* [PROBLEM] Extract the part of the material that opens with its very first line and closes with the line containing "The mobile computing", both included, and reproduce those lines without any change.

* [PROVIDED DATA]

————

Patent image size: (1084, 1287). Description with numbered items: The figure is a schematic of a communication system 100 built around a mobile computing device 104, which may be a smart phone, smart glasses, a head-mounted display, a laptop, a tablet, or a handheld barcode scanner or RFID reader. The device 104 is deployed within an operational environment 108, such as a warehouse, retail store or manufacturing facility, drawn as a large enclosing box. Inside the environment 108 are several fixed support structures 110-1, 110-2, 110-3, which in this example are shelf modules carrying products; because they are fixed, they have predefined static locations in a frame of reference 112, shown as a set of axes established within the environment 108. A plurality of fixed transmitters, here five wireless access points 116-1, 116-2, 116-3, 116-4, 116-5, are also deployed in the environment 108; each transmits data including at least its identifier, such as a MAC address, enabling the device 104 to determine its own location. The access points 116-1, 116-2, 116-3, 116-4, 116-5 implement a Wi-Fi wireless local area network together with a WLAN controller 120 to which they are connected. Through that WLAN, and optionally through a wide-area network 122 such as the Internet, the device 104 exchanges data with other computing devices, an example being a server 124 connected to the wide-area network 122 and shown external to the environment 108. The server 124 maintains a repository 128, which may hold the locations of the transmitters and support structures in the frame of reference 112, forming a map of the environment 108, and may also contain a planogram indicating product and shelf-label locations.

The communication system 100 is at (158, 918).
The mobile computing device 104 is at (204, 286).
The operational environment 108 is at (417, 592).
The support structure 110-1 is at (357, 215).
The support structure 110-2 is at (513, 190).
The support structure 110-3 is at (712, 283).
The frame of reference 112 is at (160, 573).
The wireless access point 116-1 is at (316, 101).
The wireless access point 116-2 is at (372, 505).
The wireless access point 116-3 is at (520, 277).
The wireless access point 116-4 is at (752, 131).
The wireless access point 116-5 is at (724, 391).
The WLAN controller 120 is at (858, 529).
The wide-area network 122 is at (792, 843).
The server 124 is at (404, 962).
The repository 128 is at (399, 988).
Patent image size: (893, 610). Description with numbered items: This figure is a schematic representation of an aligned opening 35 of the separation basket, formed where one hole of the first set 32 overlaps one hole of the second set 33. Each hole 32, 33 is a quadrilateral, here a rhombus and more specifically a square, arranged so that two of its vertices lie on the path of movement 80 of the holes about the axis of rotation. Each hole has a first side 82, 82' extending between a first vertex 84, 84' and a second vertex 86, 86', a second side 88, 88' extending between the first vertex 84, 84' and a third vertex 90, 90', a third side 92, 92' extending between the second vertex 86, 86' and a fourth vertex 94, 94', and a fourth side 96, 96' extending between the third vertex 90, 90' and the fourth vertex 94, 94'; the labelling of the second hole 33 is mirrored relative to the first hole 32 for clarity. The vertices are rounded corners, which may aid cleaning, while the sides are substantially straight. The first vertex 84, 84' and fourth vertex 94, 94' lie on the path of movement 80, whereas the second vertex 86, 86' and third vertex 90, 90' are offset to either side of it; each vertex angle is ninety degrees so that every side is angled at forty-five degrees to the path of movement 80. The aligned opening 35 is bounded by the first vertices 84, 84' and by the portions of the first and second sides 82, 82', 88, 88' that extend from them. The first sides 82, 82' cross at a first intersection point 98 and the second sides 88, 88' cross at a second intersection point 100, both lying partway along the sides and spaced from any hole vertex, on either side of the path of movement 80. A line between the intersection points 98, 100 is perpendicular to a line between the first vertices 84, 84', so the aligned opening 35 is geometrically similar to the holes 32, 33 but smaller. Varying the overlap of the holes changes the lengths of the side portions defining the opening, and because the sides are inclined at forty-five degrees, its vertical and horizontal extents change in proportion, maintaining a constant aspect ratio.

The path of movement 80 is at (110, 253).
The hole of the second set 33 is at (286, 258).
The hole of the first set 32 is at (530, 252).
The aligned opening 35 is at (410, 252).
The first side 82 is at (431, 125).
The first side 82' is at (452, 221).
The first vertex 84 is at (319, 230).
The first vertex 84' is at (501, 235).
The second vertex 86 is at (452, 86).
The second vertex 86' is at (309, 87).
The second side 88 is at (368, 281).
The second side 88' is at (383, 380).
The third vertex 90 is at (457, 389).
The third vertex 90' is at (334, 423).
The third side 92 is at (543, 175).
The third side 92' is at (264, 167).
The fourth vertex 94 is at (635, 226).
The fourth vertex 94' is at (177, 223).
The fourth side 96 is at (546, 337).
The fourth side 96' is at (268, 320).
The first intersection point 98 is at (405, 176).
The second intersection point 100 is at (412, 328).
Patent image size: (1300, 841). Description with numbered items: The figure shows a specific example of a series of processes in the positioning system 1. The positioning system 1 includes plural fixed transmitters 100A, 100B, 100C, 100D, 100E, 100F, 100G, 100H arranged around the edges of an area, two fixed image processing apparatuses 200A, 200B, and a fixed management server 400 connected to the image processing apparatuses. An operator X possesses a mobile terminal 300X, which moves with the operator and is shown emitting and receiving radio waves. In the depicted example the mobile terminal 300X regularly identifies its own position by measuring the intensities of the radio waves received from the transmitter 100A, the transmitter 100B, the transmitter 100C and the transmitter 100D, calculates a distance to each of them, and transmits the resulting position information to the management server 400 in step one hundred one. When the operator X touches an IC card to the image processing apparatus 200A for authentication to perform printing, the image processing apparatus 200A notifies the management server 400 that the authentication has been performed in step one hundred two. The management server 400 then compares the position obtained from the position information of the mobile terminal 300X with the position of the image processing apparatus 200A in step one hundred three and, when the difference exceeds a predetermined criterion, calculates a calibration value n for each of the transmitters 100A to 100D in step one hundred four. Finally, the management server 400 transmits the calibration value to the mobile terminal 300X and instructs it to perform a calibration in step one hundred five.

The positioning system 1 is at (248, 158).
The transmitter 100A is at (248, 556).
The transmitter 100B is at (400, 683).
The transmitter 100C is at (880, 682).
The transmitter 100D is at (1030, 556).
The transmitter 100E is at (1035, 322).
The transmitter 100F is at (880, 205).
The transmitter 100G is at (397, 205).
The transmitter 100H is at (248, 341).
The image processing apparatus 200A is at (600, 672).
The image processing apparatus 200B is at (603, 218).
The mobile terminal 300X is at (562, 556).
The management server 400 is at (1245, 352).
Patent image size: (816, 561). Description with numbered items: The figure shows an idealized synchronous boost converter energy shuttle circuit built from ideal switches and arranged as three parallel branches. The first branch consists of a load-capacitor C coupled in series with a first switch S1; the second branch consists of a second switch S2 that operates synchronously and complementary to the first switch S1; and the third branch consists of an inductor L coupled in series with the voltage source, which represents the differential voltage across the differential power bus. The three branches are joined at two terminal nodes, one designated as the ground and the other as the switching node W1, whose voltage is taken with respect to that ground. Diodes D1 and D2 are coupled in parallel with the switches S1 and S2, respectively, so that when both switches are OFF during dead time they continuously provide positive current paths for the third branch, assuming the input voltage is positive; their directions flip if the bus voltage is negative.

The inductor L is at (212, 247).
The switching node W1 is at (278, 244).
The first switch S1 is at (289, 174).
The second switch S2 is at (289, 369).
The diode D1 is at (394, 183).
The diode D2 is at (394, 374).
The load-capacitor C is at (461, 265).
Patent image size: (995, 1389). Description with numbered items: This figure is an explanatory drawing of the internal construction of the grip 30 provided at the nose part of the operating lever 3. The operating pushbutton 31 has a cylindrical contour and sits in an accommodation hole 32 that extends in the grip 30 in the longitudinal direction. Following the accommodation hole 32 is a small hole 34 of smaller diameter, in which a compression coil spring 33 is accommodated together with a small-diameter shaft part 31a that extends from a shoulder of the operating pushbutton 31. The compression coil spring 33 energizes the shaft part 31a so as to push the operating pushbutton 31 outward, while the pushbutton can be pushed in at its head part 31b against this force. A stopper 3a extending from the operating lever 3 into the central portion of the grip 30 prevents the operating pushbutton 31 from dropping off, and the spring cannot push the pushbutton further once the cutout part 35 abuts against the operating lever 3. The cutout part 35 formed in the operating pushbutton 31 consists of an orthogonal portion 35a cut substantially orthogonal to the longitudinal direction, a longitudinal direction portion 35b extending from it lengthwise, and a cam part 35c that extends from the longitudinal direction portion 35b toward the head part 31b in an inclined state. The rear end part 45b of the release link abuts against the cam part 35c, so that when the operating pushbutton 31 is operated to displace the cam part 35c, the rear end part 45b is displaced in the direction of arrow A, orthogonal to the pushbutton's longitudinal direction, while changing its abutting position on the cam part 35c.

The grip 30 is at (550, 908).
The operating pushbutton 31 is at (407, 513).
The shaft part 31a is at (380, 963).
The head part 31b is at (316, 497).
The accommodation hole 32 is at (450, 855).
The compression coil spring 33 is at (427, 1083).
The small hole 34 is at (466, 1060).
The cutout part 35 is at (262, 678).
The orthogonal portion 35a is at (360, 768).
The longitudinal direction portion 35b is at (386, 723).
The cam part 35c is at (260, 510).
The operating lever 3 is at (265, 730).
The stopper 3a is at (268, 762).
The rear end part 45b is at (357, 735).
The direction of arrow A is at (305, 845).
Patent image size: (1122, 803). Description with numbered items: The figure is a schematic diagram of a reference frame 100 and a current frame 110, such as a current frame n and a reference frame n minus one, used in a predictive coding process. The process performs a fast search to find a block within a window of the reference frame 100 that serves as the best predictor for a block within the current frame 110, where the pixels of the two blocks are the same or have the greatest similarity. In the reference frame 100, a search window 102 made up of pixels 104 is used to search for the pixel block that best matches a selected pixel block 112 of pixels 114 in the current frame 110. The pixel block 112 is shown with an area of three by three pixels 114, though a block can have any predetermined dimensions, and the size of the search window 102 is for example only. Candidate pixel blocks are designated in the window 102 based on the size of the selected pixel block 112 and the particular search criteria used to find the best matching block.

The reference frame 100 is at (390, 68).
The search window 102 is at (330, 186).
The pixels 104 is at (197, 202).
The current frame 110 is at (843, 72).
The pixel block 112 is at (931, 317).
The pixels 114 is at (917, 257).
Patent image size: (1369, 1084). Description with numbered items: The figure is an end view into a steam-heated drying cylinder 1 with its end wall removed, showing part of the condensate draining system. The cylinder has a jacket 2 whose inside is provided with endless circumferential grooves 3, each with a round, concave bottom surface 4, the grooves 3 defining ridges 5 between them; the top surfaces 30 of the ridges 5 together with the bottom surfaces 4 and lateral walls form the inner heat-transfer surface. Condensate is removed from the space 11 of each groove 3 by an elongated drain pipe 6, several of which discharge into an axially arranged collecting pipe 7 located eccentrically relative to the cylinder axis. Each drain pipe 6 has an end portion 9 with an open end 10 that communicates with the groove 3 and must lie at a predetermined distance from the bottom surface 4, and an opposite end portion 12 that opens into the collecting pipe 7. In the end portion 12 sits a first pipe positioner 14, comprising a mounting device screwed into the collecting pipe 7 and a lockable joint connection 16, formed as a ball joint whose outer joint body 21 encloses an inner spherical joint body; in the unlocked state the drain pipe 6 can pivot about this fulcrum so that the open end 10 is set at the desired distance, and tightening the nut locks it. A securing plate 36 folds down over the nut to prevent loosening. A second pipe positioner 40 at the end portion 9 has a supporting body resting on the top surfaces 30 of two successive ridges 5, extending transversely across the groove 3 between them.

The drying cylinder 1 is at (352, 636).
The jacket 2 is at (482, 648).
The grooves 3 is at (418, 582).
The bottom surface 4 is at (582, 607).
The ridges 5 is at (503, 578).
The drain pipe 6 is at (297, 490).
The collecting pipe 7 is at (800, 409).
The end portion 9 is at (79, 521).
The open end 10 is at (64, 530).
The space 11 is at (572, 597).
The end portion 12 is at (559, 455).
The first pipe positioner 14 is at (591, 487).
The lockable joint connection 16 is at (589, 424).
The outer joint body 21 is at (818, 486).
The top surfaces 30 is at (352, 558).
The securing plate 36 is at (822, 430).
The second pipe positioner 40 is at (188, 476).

————

* [OUTPUT BELOW]
Patent image size: (1084, 1287). Description with numbered items: The figure is a schematic of a communication system 100 built around a mobile computing device 104, which may be a smart phone, smart glasses, a head-mounted display, a laptop, a tablet, or a handheld barcode scanner or RFID reader. The device 104 is deployed within an operational environment 108, such as a warehouse, retail store or manufacturing facility, drawn as a large enclosing box. Inside the environment 108 are several fixed support structures 110-1, 110-2, 110-3, which in this example are shelf modules carrying products; because they are fixed, they have predefined static locations in a frame of reference 112, shown as a set of axes established within the environment 108. A plurality of fixed transmitters, here five wireless access points 116-1, 116-2, 116-3, 116-4, 116-5, are also deployed in the environment 108; each transmits data including at least its identifier, such as a MAC address, enabling the device 104 to determine its own location. The access points 116-1, 116-2, 116-3, 116-4, 116-5 implement a Wi-Fi wireless local area network together with a WLAN controller 120 to which they are connected. Through that WLAN, and optionally through a wide-area network 122 such as the Internet, the device 104 exchanges data with other computing devices, an example being a server 124 connected to the wide-area network 122 and shown external to the environment 108. The server 124 maintains a repository 128, which may hold the locations of the transmitters and support structures in the frame of reference 112, forming a map of the environment 108, and may also contain a planogram indicating product and shelf-label locations.

The communication system 100 is at (158, 918).
The mobile computing device 104 is at (204, 286).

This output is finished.